------ Source data

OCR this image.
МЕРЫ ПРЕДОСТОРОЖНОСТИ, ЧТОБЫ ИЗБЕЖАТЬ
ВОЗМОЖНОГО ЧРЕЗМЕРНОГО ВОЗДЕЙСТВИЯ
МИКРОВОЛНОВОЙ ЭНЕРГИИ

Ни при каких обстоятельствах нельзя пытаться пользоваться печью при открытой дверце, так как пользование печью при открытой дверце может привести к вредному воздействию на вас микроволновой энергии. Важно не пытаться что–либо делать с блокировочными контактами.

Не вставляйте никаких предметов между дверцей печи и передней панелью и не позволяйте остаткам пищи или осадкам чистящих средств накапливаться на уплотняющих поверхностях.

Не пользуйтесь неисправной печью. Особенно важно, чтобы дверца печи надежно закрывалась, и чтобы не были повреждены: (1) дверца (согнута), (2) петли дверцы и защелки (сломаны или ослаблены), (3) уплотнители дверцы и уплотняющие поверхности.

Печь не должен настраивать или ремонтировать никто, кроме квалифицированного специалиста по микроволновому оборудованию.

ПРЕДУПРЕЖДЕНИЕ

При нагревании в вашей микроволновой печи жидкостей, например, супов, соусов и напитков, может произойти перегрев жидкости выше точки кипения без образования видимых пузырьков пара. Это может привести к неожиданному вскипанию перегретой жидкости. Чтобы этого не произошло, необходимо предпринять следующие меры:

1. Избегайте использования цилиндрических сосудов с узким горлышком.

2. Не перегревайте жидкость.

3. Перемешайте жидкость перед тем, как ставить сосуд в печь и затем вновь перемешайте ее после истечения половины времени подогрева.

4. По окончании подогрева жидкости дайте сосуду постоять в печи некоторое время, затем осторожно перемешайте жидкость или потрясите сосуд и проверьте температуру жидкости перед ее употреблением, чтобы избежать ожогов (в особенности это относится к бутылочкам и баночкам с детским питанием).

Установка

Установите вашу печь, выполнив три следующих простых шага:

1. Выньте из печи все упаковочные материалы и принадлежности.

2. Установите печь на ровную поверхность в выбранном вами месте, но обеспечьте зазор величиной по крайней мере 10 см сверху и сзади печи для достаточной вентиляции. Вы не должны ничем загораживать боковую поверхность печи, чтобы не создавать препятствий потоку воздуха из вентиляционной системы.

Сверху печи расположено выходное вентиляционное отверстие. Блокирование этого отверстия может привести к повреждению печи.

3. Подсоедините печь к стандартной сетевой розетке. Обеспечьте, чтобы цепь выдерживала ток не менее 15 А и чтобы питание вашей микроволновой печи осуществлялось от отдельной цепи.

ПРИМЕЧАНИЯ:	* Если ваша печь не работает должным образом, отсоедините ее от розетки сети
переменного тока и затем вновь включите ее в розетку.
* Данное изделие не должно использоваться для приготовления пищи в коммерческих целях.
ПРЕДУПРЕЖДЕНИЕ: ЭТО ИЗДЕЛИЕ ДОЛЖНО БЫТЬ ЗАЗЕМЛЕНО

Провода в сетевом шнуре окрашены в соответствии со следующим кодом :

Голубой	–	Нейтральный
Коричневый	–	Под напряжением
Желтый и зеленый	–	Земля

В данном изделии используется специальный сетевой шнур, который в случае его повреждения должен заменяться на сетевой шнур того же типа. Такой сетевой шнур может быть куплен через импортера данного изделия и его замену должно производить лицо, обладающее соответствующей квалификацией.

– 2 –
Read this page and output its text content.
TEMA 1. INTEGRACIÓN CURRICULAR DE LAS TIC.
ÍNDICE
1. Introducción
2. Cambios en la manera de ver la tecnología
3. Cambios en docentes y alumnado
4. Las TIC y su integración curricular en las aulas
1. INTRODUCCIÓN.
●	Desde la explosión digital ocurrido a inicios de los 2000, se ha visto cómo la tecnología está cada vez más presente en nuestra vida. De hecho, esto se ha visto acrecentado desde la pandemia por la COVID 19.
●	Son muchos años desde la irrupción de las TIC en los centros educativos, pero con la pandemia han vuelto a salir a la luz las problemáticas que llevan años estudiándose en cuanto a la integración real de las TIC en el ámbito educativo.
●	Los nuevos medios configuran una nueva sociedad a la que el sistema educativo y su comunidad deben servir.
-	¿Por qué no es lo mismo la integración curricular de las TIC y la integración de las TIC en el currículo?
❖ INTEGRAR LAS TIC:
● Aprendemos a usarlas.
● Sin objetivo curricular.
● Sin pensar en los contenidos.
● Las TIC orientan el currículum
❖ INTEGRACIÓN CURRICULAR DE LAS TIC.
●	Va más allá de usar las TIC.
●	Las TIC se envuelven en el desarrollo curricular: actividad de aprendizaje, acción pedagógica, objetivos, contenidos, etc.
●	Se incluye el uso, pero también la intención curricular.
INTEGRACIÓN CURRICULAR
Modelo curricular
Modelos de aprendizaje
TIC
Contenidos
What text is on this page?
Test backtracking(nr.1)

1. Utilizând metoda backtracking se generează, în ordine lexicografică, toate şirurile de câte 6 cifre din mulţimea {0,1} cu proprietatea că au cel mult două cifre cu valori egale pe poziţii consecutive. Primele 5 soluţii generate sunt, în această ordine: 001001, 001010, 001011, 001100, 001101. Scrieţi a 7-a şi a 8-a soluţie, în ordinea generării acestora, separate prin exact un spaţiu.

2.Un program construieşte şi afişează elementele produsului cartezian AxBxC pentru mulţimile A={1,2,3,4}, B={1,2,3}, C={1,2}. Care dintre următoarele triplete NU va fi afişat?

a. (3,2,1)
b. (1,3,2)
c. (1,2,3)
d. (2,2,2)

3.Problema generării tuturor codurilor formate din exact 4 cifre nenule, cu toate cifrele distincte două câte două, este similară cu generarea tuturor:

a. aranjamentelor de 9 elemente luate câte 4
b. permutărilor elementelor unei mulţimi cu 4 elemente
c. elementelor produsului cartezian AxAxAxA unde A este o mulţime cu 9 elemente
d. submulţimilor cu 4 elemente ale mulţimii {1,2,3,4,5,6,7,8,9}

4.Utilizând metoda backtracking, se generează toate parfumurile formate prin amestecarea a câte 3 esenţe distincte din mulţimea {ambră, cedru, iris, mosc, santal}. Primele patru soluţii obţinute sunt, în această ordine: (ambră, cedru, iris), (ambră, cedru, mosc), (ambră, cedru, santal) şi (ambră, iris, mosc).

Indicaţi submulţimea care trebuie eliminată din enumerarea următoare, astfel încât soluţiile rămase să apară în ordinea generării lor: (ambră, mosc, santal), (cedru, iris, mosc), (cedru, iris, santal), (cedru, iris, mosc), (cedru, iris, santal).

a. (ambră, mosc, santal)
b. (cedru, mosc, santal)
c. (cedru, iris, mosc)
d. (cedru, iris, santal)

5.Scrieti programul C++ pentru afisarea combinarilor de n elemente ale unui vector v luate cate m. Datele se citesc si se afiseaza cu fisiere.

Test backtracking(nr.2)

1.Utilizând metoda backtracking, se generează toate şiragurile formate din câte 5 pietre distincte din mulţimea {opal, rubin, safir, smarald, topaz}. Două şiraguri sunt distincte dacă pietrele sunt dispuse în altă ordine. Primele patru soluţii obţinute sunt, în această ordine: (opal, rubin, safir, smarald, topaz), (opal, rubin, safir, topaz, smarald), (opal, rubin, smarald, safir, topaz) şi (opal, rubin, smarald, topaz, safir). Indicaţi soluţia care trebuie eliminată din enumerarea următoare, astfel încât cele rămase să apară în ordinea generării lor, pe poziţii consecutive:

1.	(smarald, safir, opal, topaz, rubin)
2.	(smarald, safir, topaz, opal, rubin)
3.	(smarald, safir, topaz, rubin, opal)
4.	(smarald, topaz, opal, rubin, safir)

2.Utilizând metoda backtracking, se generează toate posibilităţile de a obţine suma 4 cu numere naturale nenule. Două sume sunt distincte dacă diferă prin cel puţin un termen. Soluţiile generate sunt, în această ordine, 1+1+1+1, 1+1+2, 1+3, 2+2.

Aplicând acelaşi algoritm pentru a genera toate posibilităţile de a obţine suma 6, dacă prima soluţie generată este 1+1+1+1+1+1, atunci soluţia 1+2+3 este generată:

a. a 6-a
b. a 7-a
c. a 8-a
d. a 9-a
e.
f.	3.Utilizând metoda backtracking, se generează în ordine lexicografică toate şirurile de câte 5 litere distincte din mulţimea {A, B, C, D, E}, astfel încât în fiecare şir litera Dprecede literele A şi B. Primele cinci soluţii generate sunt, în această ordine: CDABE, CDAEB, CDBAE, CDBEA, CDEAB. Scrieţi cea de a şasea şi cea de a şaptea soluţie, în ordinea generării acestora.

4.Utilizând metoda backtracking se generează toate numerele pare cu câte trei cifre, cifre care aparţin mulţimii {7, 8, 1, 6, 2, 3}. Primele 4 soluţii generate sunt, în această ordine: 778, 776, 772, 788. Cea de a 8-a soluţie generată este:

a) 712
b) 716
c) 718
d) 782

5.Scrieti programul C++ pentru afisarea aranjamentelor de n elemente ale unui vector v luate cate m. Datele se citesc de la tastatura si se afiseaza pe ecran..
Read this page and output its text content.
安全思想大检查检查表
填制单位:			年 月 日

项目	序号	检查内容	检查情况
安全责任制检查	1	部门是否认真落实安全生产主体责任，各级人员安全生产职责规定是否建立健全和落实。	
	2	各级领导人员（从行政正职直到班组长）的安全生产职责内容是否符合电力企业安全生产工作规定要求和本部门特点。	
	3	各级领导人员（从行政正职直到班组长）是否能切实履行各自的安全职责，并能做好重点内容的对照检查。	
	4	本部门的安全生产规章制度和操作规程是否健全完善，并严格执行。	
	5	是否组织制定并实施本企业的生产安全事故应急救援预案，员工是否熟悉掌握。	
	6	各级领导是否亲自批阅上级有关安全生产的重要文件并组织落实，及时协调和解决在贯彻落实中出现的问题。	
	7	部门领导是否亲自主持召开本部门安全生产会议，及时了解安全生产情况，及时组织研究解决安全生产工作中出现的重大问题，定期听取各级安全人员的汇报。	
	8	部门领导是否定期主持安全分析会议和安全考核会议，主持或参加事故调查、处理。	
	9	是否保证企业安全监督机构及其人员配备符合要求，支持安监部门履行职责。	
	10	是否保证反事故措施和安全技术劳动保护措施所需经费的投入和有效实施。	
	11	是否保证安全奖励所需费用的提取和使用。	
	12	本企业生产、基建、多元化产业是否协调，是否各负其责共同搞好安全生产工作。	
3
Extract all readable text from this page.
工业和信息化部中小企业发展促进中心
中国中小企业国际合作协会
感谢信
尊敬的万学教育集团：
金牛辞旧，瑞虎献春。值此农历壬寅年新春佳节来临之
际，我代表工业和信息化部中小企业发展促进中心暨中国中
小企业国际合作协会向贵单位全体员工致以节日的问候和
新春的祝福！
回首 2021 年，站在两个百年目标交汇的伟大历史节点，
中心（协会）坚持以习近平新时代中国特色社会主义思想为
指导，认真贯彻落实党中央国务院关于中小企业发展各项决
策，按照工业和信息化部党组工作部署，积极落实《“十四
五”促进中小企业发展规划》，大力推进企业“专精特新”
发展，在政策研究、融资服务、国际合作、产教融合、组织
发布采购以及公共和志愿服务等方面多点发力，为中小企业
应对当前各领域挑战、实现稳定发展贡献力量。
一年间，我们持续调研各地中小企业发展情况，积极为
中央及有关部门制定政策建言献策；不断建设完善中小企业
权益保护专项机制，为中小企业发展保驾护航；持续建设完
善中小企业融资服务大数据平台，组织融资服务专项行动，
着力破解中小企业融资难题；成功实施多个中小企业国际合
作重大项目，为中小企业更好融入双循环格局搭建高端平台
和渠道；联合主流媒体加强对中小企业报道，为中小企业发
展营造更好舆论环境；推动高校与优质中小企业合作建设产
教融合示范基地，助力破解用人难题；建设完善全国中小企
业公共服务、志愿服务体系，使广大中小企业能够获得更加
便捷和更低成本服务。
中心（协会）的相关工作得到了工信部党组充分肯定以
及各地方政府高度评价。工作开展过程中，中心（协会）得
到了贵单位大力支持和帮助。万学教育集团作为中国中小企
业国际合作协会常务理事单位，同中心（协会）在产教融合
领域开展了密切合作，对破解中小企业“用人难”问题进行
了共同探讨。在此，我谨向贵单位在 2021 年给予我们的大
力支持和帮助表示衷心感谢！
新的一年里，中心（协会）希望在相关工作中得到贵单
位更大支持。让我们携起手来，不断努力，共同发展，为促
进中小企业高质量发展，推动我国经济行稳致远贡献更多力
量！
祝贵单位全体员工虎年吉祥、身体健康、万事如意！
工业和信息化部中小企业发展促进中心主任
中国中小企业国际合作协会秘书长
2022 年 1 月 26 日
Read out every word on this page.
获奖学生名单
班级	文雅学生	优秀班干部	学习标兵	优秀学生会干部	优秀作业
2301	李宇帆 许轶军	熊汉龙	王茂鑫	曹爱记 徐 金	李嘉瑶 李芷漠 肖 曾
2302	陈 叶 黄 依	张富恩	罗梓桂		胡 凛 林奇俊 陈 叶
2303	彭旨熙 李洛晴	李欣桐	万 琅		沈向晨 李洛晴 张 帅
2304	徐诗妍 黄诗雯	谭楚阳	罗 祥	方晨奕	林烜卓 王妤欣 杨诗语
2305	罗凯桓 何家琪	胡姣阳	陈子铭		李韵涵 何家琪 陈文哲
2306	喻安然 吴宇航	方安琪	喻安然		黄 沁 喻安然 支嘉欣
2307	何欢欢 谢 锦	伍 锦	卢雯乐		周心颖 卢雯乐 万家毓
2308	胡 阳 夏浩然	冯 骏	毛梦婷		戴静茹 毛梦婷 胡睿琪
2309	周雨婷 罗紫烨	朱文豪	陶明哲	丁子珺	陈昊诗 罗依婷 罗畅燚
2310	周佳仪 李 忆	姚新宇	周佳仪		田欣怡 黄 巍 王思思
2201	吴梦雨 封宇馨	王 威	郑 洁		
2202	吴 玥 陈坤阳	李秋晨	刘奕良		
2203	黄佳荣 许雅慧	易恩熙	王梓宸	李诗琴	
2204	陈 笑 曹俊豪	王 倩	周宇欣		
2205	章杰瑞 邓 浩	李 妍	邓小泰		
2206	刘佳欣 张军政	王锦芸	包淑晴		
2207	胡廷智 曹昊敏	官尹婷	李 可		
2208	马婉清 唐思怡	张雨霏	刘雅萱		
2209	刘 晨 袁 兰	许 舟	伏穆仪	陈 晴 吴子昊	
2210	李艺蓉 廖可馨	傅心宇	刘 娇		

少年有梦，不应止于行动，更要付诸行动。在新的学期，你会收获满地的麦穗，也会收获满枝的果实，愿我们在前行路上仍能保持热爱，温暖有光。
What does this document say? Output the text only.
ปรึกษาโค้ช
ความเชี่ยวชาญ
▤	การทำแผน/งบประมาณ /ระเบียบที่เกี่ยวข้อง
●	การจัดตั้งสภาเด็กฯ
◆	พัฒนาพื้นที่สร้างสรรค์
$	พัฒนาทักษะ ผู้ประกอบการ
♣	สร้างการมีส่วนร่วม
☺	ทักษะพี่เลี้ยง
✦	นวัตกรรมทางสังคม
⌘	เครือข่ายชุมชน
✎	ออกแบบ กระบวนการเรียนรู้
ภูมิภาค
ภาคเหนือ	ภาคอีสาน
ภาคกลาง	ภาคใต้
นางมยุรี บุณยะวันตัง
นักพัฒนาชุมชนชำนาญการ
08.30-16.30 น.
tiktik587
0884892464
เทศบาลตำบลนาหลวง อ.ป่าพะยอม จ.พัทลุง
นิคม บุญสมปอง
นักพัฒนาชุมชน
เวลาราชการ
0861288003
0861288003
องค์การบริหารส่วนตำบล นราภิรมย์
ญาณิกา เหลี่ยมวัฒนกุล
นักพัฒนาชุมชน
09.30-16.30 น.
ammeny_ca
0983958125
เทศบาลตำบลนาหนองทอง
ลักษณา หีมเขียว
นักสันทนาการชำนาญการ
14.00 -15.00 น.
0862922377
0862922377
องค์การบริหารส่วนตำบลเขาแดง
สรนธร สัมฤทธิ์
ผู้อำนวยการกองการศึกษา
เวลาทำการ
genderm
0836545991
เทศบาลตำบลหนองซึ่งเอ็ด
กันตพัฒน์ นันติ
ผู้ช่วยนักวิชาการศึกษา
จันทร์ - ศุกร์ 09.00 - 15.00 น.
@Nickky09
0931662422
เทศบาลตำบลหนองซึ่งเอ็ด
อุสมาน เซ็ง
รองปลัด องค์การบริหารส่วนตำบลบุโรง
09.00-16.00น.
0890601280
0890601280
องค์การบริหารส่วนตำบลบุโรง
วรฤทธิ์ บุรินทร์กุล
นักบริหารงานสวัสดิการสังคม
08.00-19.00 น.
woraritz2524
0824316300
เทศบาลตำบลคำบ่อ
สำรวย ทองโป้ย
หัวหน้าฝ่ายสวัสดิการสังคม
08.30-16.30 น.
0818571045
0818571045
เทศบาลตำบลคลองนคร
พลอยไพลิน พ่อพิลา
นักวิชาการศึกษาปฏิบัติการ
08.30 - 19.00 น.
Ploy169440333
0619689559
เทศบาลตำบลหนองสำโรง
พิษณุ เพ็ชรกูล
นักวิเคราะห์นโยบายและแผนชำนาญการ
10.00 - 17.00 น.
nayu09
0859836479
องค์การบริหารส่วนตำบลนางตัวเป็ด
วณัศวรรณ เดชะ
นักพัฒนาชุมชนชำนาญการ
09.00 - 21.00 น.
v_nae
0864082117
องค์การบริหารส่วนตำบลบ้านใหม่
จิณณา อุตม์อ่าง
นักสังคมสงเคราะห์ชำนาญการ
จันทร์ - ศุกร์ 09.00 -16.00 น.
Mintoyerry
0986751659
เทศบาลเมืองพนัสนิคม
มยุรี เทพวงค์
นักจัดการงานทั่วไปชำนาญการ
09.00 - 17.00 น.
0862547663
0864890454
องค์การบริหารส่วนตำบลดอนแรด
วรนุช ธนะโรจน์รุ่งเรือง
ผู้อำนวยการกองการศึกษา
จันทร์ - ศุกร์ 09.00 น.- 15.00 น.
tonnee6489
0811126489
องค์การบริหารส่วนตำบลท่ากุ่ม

------------

* _To be done_
State the number of lines holding the word "astfel" in the listing. Add nothing else.

* _Task response_
3